Provided information>
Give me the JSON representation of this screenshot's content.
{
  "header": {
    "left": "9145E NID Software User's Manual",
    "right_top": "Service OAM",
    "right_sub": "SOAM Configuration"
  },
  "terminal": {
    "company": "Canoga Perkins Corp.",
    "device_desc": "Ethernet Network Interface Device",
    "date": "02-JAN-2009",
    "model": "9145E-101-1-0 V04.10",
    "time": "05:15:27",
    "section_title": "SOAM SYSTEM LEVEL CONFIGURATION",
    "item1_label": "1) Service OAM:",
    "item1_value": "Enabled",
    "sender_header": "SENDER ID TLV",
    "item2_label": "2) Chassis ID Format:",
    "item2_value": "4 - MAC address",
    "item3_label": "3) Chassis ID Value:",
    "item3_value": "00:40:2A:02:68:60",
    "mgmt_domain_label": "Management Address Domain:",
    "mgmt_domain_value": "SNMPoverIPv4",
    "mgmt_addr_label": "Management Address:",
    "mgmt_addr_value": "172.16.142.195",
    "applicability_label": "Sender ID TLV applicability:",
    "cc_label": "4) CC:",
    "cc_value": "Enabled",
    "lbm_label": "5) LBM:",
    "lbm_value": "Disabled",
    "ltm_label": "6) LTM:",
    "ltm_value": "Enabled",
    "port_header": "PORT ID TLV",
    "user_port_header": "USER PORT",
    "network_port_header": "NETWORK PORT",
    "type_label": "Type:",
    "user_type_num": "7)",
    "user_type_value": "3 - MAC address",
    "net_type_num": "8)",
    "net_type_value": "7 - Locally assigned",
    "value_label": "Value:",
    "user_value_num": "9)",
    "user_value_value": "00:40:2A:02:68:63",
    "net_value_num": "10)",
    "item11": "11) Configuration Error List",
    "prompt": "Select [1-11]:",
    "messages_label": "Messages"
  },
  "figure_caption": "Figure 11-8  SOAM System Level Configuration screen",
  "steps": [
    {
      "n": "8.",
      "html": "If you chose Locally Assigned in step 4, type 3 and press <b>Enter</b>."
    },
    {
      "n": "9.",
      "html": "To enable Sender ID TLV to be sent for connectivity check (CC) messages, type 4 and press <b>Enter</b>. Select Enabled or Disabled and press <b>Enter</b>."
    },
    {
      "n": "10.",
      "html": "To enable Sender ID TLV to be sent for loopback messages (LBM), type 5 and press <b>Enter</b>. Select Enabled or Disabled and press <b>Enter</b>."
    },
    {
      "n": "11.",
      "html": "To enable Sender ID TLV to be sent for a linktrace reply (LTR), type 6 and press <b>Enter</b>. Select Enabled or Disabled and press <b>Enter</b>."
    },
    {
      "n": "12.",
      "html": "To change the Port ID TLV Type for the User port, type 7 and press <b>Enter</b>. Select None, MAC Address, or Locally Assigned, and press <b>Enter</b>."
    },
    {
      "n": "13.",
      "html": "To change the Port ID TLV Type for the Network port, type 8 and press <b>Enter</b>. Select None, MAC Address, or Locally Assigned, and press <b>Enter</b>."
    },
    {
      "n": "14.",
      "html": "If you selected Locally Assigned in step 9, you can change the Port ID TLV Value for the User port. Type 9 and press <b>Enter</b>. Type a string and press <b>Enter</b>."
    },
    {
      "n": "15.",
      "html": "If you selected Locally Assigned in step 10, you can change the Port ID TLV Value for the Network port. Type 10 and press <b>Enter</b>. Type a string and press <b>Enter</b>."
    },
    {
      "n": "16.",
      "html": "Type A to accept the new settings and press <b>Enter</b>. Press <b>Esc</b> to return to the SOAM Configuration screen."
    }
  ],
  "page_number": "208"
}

Task brief>
Retype each record exactly, leaving nothing out.

Exercise output>
Give me the JSON representation of this screenshot's content.
{
  "header": {
    "left": "9145E NID Software User's Manual",
    "right_top": "Service OAM",
    "right_sub": "SOAM Configuration"
  },
  "terminal": {
    "company": "Canoga Perkins Corp.",
    "device_desc": "Ethernet Network Interface Device",
    "date": "02-JAN-2009",
    "model": "9145E-101-1-0 V04.10",
    "time": "05:15:27",
    "section_title": "SOAM SYSTEM LEVEL CONFIGURATION",
    "item1_label": "1) Service OAM:",
    "item1_value": "Enabled",
    "sender_header": "SENDER ID TLV",
    "item2_label": "2) Chassis ID Format:",
    "item2_value": "4 - MAC address",
    "item3_label": "3) Chassis ID Value:",
    "item3_value": "00:40:2A:02:68:60",
    "mgmt_domain_label": "Management Address Domain:",
    "mgmt_domain_value": "SNMPoverIPv4",
    "mgmt_addr_label": "Management Address:",
    "mgmt_addr_value": "172.16.142.195",
    "applicability_label": "Sender ID TLV applicability:",
    "cc_label": "4) CC:",
    "cc_value": "Enabled",
    "lbm_label": "5) LBM:",
    "lbm_value": "Disabled",
    "ltm_label": "6) LTM:",
    "ltm_value": "Enabled",
    "port_header": "PORT ID TLV",
    "user_port_header": "USER PORT",
    "network_port_header": "NETWORK PORT",
    "type_label": "Type:",
    "user_type_num": "7)",
    "user_type_value": "3 - MAC address",
    "net_type_num": "8)",
    "net_type_value": "7 - Locally assigned",
    "value_label": "Value:",
    "user_value_num": "9)",
    "user_value_value": "00:40:2A:02:68:63",
    "net_value_num": "10)",
    "item11": "11) Configuration Error List",
    "prompt": "Select [1-11]:",
    "messages_label": "Messages"
  },
  "figure_caption": "Figure 11-8  SOAM System Level Configuration screen",
  "steps": [
    {
      "n": "8.",
      "html": "If you chose Locally Assigned in step 4, type 3 and press <b>Enter</b>."
    },
    {
      "n": "9.",
      "html": "To enable Sender ID TLV to be sent for connectivity check (CC) messages, type 4 and press <b>Enter</b>. Select Enabled or Disabled and press <b>Enter</b>."
    },
    {
      "n": "10.",
      "html": "To enable Sender ID TLV to be sent for loopback messages (LBM), type 5 and press <b>Enter</b>. Select Enabled or Disabled and press <b>Enter</b>."
    },
    {
      "n": "11.",
      "html": "To enable Sender ID TLV to be sent for a linktrace reply (LTR), type 6 and press <b>Enter</b>. Select Enabled or Disabled and press <b>Enter</b>."
    },
    {
      "n": "12.",
      "html": "To change the Port ID TLV Type for the User port, type 7 and press <b>Enter</b>. Select None, MAC Address, or Locally Assigned, and press <b>Enter</b>."
    },
    {
      "n": "13.",
      "html": "To change the Port ID TLV Type for the Network port, type 8 and press <b>Enter</b>. Select None, MAC Address, or Locally Assigned, and press <b>Enter</b>."
    },
    {
      "n": "14.",
      "html": "If you selected Locally Assigned in step 9, you can change the Port ID TLV Value for the User port. Type 9 and press <b>Enter</b>. Type a string and press <b>Enter</b>."
    },
    {
      "n": "15.",
      "html": "If you selected Locally Assigned in step 10, you can change the Port ID TLV Value for the Network port. Type 10 and press <b>Enter</b>. Type a string and press <b>Enter</b>."
    },
    {
      "n": "16.",
      "html": "Type A to accept the new settings and press <b>Enter</b>. Press <b>Esc</b> to return to the SOAM Configuration screen."
    }
  ],
  "page_number": "208"
}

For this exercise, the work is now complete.